------ INPUT MATERIAL

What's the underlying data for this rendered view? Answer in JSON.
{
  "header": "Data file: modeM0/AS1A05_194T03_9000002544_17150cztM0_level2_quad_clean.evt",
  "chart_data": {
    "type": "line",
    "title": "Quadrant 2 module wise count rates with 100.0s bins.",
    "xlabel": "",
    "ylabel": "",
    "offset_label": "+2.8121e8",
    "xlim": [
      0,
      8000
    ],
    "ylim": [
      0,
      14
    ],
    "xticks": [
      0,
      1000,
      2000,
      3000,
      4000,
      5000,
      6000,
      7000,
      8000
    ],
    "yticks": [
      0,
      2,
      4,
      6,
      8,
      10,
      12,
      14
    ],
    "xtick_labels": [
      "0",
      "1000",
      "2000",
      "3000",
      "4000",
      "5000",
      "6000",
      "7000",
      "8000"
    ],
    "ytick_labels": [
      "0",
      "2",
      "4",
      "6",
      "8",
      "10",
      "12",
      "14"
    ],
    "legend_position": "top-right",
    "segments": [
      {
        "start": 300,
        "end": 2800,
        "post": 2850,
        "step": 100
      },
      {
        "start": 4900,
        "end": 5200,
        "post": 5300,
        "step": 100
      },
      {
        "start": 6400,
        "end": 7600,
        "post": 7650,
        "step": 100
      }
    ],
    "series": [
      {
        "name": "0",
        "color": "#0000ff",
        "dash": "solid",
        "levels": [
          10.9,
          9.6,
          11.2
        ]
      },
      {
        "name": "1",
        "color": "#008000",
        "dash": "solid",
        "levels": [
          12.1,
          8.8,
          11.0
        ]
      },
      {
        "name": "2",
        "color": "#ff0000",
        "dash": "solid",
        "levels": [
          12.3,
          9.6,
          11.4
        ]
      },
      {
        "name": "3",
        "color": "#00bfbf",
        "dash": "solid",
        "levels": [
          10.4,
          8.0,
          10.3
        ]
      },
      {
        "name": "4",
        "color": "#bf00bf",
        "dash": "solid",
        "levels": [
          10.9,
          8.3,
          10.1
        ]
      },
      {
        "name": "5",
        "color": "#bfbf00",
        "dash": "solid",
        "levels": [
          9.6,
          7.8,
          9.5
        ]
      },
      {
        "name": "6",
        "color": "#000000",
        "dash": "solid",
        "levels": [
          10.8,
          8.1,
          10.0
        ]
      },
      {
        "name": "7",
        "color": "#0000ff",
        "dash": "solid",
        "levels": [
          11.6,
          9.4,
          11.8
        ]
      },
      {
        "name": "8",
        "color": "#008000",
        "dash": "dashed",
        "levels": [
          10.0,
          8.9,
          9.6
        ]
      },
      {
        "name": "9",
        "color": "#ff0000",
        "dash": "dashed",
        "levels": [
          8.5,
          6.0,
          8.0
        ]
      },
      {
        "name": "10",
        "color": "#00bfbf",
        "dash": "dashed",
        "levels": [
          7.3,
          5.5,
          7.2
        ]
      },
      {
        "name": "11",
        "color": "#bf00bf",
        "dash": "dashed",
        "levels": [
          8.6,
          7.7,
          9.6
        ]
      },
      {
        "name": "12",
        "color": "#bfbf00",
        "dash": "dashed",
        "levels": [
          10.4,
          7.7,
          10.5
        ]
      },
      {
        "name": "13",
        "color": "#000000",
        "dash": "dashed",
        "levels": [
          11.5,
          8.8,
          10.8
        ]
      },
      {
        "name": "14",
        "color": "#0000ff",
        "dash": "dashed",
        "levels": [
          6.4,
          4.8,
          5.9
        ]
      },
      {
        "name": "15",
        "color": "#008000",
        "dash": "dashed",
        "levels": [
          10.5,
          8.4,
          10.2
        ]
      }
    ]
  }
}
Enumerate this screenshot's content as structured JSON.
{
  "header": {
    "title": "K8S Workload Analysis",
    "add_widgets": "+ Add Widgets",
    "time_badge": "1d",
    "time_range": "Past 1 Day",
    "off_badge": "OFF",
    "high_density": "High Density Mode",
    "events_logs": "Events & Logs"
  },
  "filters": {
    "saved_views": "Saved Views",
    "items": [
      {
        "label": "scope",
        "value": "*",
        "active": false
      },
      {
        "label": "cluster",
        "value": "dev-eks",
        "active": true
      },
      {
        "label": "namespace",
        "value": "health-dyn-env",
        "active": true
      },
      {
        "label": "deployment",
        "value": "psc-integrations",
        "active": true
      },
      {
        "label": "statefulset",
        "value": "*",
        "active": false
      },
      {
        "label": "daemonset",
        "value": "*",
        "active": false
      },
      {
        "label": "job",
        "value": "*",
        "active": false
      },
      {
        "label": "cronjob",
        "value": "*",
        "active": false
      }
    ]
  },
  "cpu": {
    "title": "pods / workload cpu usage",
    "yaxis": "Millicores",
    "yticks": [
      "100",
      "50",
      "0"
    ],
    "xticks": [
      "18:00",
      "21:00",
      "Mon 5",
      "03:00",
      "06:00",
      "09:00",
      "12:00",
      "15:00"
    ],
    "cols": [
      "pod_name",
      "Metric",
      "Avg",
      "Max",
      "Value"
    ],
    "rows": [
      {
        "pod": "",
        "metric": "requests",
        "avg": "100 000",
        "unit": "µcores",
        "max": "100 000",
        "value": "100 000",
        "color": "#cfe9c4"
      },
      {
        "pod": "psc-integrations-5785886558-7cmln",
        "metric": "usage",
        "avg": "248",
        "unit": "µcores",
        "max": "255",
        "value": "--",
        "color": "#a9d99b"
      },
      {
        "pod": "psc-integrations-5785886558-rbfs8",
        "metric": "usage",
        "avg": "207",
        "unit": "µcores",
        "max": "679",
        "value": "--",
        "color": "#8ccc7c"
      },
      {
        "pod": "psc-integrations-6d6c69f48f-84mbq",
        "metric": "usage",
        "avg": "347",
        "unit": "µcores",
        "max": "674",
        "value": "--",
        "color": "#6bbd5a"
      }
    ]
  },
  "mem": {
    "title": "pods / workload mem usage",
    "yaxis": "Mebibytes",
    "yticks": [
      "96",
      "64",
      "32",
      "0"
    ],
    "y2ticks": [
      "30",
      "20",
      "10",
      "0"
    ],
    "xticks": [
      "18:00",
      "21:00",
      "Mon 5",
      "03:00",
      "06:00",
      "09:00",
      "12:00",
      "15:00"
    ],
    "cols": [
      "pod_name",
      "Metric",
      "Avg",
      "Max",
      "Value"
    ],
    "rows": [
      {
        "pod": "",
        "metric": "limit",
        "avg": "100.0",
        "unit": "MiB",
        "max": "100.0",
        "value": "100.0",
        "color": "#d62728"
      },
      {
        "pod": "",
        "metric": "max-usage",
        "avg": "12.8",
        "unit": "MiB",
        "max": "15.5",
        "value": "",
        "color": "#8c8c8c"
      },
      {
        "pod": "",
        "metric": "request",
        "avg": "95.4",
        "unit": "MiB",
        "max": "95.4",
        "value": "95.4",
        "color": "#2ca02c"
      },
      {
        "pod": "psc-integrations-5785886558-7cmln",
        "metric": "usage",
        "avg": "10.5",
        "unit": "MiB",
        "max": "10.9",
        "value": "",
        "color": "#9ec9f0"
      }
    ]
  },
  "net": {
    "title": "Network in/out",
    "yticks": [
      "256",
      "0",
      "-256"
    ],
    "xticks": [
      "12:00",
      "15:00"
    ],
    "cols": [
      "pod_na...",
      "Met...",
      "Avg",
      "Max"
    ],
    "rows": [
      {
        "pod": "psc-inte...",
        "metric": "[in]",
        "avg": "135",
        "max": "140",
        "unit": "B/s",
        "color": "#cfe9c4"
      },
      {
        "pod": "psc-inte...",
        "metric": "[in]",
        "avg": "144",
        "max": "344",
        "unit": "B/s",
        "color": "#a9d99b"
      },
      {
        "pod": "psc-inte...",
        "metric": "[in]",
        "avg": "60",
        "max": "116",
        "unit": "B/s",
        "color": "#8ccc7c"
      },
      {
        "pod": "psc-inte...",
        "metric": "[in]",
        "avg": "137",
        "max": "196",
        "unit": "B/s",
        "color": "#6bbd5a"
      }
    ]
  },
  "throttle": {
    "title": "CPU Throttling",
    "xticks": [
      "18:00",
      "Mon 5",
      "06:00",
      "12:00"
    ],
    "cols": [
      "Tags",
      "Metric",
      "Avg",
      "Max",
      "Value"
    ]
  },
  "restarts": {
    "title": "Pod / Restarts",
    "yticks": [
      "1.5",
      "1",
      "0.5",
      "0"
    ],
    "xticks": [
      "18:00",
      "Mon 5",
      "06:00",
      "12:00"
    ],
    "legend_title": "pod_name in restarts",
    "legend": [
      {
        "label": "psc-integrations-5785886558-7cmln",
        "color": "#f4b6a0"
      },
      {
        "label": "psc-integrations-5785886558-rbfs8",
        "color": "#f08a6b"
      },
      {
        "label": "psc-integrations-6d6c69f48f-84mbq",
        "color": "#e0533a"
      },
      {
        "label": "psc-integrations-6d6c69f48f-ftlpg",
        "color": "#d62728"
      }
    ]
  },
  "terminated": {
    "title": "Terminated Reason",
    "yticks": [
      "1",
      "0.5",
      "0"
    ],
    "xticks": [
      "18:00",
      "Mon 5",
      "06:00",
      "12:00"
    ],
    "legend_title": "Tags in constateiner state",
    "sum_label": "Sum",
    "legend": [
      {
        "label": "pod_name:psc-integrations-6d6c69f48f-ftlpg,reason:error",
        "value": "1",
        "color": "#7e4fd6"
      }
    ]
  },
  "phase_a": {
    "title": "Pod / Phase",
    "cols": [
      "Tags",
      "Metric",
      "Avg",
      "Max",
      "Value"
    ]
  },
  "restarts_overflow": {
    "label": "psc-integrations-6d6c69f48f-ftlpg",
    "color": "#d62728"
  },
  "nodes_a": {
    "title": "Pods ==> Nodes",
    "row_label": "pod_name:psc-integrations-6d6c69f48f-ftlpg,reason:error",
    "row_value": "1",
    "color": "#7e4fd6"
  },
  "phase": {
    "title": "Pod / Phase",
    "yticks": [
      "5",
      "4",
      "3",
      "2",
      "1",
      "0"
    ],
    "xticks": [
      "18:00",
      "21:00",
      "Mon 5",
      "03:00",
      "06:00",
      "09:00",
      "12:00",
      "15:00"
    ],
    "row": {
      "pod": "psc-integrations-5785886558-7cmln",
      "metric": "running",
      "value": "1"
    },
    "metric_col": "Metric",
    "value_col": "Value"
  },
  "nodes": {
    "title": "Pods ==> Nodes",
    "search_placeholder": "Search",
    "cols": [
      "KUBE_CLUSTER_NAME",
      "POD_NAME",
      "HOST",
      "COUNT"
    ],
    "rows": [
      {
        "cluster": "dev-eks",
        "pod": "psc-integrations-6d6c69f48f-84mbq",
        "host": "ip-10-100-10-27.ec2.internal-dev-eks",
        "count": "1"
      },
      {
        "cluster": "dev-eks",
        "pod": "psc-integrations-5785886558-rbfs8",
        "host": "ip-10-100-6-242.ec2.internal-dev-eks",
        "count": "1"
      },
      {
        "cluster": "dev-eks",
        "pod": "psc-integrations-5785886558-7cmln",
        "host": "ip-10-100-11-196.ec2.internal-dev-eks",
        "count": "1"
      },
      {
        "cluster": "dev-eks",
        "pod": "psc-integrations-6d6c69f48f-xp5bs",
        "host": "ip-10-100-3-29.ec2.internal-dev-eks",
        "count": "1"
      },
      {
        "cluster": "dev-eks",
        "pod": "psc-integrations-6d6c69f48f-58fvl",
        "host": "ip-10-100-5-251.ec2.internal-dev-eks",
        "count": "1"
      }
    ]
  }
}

------------

THE REQUEST
Using the listing above, show each line holding the string "ftlpg".

TASK RESULT
        "label": "psc-integrations-6d6c69f48f-ftlpg",
        "label": "pod_name:psc-integrations-6d6c69f48f-ftlpg,reason:error",
    "label": "psc-integrations-6d6c69f48f-ftlpg",
    "row_label": "pod_name:psc-integrations-6d6c69f48f-ftlpg,reason:error",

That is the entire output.